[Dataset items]
## start
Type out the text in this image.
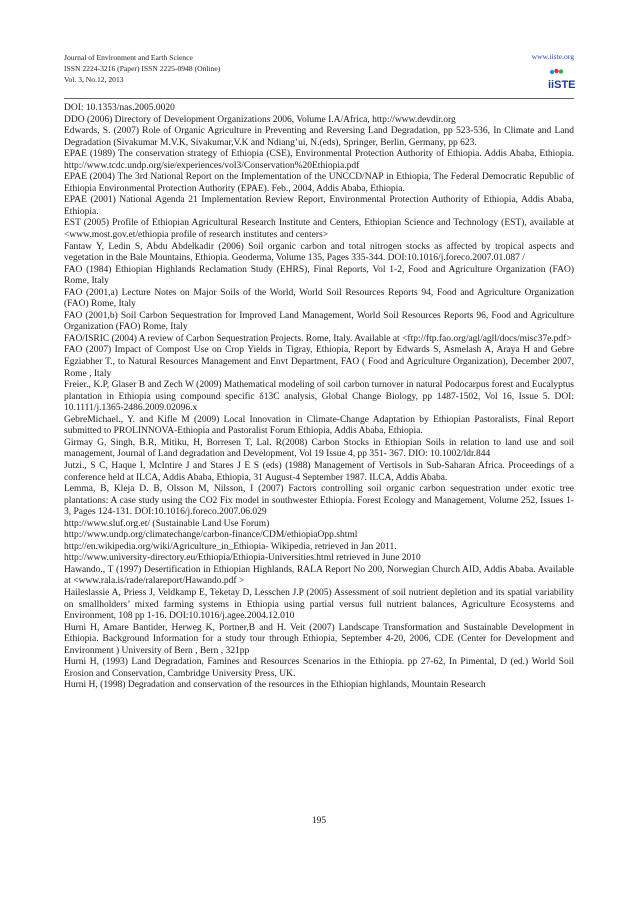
Journal of Environment and Earth Science
ISSN 2224-3216 (Paper) ISSN 2225-0948 (Online)
Vol. 3, No.12, 2013
www.iiste.org
iiSTE

DOI: 10.1353/nas.2005.0020

DDO (2006) Directory of Development Organizations 2006, Volume I.A/Africa, http://www.devdir.org

Edwards, S. (2007) Role of Organic Agriculture in Preventing and Reversing Land Degradation, pp 523-536, In Climate and Land Degradation (Sivakumar M.V.K, Sivakumar,V.K and Ndiang’ui, N.(eds), Springer, Berlin, Germany, pp 623.

EPAE (1989) The conservation strategy of Ethiopia (CSE), Environmental Protection Authority of Ethiopia. Addis Ababa, Ethiopia. http://www.tcdc.undp.org/sie/experiences/vol3/Conservation%20Ethiopia.pdf

EPAE (2004) The 3rd National Report on the Implementation of the UNCCD/NAP in Ethiopia, The Federal Democratic Republic of Ethiopia Environmental Protection Authority (EPAE). Feb., 2004, Addis Ababa, Ethiopia.

EPAE (2001) National Agenda 21 Implementation Review Report, Environmental Protection Authority of Ethiopia, Addis Ababa, Ethiopia.

EST (2005) Profile of Ethiopian Agricultural Research Institute and Centers, Ethiopian Science and Technology (EST), available at <www.most.gov.et/ethiopia profile of research institutes and centers>

Fantaw Y, Ledin S, Abdu Abdelkadir (2006) Soil organic carbon and total nitrogen stocks as affected by tropical aspects and vegetation in the Bale Mountains, Ethiopia. Geoderma, Volume 135, Pages 335-344. DOI:10.1016/j.foreco.2007.01.087 /

FAO (1984) Ethiopian Highlands Reclamation Study (EHRS), Final Reports, Vol 1-2, Food and Agriculture Organization (FAO) Rome, Italy

FAO (2001,a) Lecture Notes on Major Soils of the World, World Soil Resources Reports 94, Food and Agriculture Organization (FAO) Rome, Italy

FAO (2001,b) Soil Carbon Sequestration for Improved Land Management, World Soil Resources Reports 96, Food and Agriculture Organization (FAO) Rome, Italy

FAO/ISRIC (2004) A review of Carbon Sequestration Projects. Rome, Italy. Available at <ftp://ftp.fao.org/agl/agll/docs/misc37e.pdf>

FAO (2007) Impact of Compost Use on Crop Yields in Tigray, Ethiopia, Report by Edwards S, Asmelash A, Araya H and Gebre Egziabher T., to Natural Resources Management and Envt Department, FAO ( Food and Agriculture Organization), December 2007, Rome , Italy

Freier., K.P, Glaser B and Zech W (2009) Mathematical modeling of soil carbon turnover in natural Podocarpus forest and Eucalyptus plantation in Ethiopia using compound specific δ13C analysis, Global Change Biology, pp 1487-1502, Vol 16, Issue 5. DOI: 10.1111/j.1365-2486.2009.02096.x

GebreMichael., Y. and Kifle M (2009) Local Innovation in Climate-Change Adaptation by Ethiopian Pastoralists, Final Report submitted to PROLINNOVA-Ethiopia and Pastoralist Forum Ethiopia, Addis Ababa, Ethiopia.

Girmay G, Singh, B.R, Mitiku, H, Borresen T, Lal. R(2008) Carbon Stocks in Ethiopian Soils in relation to land use and soil management, Journal of Land degradation and Development, Vol 19 Issue 4, pp 351- 367. DIO: 10.1002/ldr.844

Jutzi., S C, Haque I, McIntire J and Stares J E S (eds) (1988) Management of Vertisols in Sub-Saharan Africa. Proceedings of a conference held at ILCA, Addis Ababa, Ethiopia, 31 August-4 September 1987. ILCA, Addis Ababa.

Lemma, B, Kleja D. B, Olsson M, Nilsson, I (2007) Factors controlling soil organic carbon sequestration under exotic tree plantations: A case study using the CO2 Fix model in southwester Ethiopia. Forest Ecology and Management, Volume 252, Issues 1-3, Pages 124-131. DOI:10.1016/j.foreco.2007.06.029

http://www.sluf.org.et/ (Sustainable Land Use Forum)

http://www.undp.org/climatechange/carbon-finance/CDM/ethiopiaOpp.shtml

http://en.wikipedia.org/wiki/Agriculture_in_Ethiopia- Wikipedia, retrieved in Jan 2011.

http://www.university-directory.eu/Ethiopia/Ethiopia-Universities.html retrieved in June 2010

Hawando., T (1997) Desertification in Ethiopian Highlands, RALA Report No 200, Norwegian Church AID, Addis Ababa. Available at <www.rala.is/rade/ralareport/Hawando.pdf >

Haileslassie A, Priess J, Veldkamp E, Teketay D, Lesschen J.P (2005) Assessment of soil nutrient depletion and its spatial variability on smallholders’ mixed farming systems in Ethiopia using partial versus full nutrient balances, Agriculture Ecosystems and Environment, 108 pp 1-16. DOI:10.1016/j.agee.2004.12.010

Hurni H, Amare Bantider, Herweg K, Portner,B and H. Veit (2007) Landscape Transformation and Sustainable Development in Ethiopia. Background Information for a study tour through Ethiopia, September 4-20, 2006, CDE (Center for Development and Environment ) University of Bern , Bern , 321pp

Hurni H, (1993) Land Degradation, Famines and Resources Scenarios in the Ethiopia. pp 27-62, In Pimental, D (ed.) World Soil Erosion and Conservation, Cambridge University Press, UK.

Hurni H, (1998) Degradation and conservation of the resources in the Ethiopian highlands, Mountain Research

195
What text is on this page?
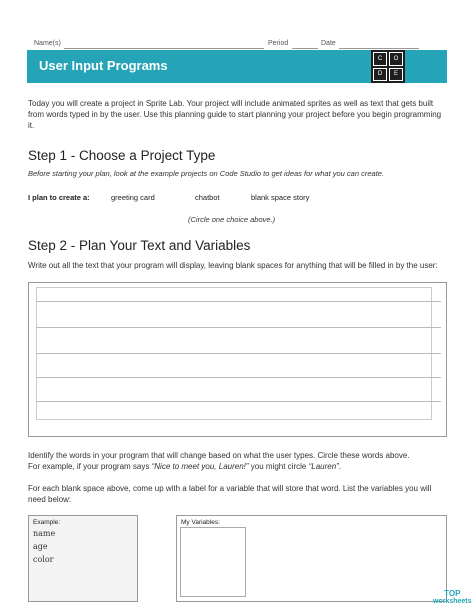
Name(s)	Period	Date
User Input Programs	C	O
D	E
Today you will create a project in Sprite Lab. Your project will include animated sprites as well as text that gets built from words typed in by the user. Use this planning guide to start planning your project before you begin programming it.
Step 1 - Choose a Project Type
Before starting your plan, look at the example projects on Code Studio to get ideas for what you can create.
I plan to create a:	greeting card	chatbot	blank space story
(Circle one choice above.)
Step 2 - Plan Your Text and Variables
Write out all the text that your program will display, leaving blank spaces for anything that will be filled in by the user:
Identify the words in your program that will change based on what the user types. Circle these words above.
For example, if your program says “Nice to meet you, Lauren!” you might circle “Lauren”.
For each blank space above, come up with a label for a variable that will store that word. List the variables you will need below:
Example:
name
age
color
My Variables:
TOP
worksheets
## end
» WRITTEN REQUEST
Transcribe exactly the portion of the material above that runs from the line containing "What text is on this page?" through its last line, omitting all pictures.

» RESPONSE TO THE EXERCISE
What text is on this page?
Name(s)	Period	Date
User Input Programs	C	O
D	E
Today you will create a project in Sprite Lab. Your project will include animated sprites as well as text that gets built from words typed in by the user. Use this planning guide to start planning your project before you begin programming it.
Step 1 - Choose a Project Type
Before starting your plan, look at the example projects on Code Studio to get ideas for what you can create.
I plan to create a:	greeting card	chatbot	blank space story
(Circle one choice above.)
Step 2 - Plan Your Text and Variables
Write out all the text that your program will display, leaving blank spaces for anything that will be filled in by the user:
Identify the words in your program that will change based on what the user types. Circle these words above.
For example, if your program says “Nice to meet you, Lauren!” you might circle “Lauren”.
For each blank space above, come up with a label for a variable that will store that word. List the variables you will need below:
Example:
name
age
color
My Variables:
TOP
worksheets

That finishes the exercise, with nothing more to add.